THE EXERCISE: Give the entries again, word for word.

* Begin DATA IN THIS EXERCISE *

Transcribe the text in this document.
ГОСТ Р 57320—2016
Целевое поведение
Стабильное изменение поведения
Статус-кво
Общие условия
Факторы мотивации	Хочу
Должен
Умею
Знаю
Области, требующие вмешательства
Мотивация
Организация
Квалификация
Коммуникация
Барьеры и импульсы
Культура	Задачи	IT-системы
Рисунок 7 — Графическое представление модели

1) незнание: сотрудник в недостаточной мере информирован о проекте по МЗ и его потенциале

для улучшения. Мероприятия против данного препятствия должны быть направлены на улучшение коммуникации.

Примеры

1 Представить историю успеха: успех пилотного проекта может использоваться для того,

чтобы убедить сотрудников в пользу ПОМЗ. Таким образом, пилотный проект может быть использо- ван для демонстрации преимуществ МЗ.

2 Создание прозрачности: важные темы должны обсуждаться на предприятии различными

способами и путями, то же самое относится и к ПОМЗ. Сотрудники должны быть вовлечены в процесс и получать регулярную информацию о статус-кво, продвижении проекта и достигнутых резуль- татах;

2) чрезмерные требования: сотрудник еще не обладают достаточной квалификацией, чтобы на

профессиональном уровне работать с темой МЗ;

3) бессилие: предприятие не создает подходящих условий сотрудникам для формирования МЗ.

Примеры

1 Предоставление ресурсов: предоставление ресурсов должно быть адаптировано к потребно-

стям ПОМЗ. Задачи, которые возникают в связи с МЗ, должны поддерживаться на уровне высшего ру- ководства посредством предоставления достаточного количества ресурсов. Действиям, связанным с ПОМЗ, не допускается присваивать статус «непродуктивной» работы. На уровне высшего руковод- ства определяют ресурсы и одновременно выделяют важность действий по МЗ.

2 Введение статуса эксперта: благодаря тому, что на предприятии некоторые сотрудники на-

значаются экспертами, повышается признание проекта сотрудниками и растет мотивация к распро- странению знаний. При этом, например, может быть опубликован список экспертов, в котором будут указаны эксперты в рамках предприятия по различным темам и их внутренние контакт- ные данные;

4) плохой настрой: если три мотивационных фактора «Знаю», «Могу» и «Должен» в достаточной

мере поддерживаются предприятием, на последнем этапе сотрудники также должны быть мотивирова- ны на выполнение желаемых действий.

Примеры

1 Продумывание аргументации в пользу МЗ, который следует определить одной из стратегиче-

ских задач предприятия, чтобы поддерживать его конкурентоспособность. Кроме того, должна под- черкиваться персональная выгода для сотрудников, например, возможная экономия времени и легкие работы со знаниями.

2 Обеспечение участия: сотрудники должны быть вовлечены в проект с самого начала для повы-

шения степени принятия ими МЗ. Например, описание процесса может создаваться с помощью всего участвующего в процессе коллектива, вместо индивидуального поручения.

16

* End DATA IN THIS EXERCISE *

EXPECTED ANSWER:
Transcribe the text in this document.
ГОСТ Р 57320—2016
Целевое поведение
Стабильное изменение поведения
Статус-кво
Общие условия
Факторы мотивации	Хочу
Должен
Умею
Знаю
Области, требующие вмешательства
Мотивация
Организация
Квалификация
Коммуникация
Барьеры и импульсы
Культура	Задачи	IT-системы
Рисунок 7 — Графическое представление модели

1) незнание: сотрудник в недостаточной мере информирован о проекте по МЗ и его потенциале

для улучшения. Мероприятия против данного препятствия должны быть направлены на улучшение коммуникации.

Примеры

1 Представить историю успеха: успех пилотного проекта может использоваться для того,

чтобы убедить сотрудников в пользу ПОМЗ. Таким образом, пилотный проект может быть использо- ван для демонстрации преимуществ МЗ.

2 Создание прозрачности: важные темы должны обсуждаться на предприятии различными

способами и путями, то же самое относится и к ПОМЗ. Сотрудники должны быть вовлечены в процесс и получать регулярную информацию о статус-кво, продвижении проекта и достигнутых резуль- татах;

2) чрезмерные требования: сотрудник еще не обладают достаточной квалификацией, чтобы на

профессиональном уровне работать с темой МЗ;

3) бессилие: предприятие не создает подходящих условий сотрудникам для формирования МЗ.

Примеры

1 Предоставление ресурсов: предоставление ресурсов должно быть адаптировано к потребно-

стям ПОМЗ. Задачи, которые возникают в связи с МЗ, должны поддерживаться на уровне высшего ру- ководства посредством предоставления достаточного количества ресурсов. Действиям, связанным с ПОМЗ, не допускается присваивать статус «непродуктивной» работы. На уровне высшего руковод- ства определяют ресурсы и одновременно выделяют важность действий по МЗ.

2 Введение статуса эксперта: благодаря тому, что на предприятии некоторые сотрудники на-

значаются экспертами, повышается признание проекта сотрудниками и растет мотивация к распро- странению знаний. При этом, например, может быть опубликован список экспертов, в котором будут указаны эксперты в рамках предприятия по различным темам и их внутренние контакт- ные данные;

4) плохой настрой: если три мотивационных фактора «Знаю», «Могу» и «Должен» в достаточной

мере поддерживаются предприятием, на последнем этапе сотрудники также должны быть мотивирова- ны на выполнение желаемых действий.

Примеры

1 Продумывание аргументации в пользу МЗ, который следует определить одной из стратегиче-

ских задач предприятия, чтобы поддерживать его конкурентоспособность. Кроме того, должна под- черкиваться персональная выгода для сотрудников, например, возможная экономия времени и легкие работы со знаниями.

2 Обеспечение участия: сотрудники должны быть вовлечены в проект с самого начала для повы-

шения степени принятия ими МЗ. Например, описание процесса может создаваться с помощью всего участвующего в процессе коллектива, вместо индивидуального поручения.

16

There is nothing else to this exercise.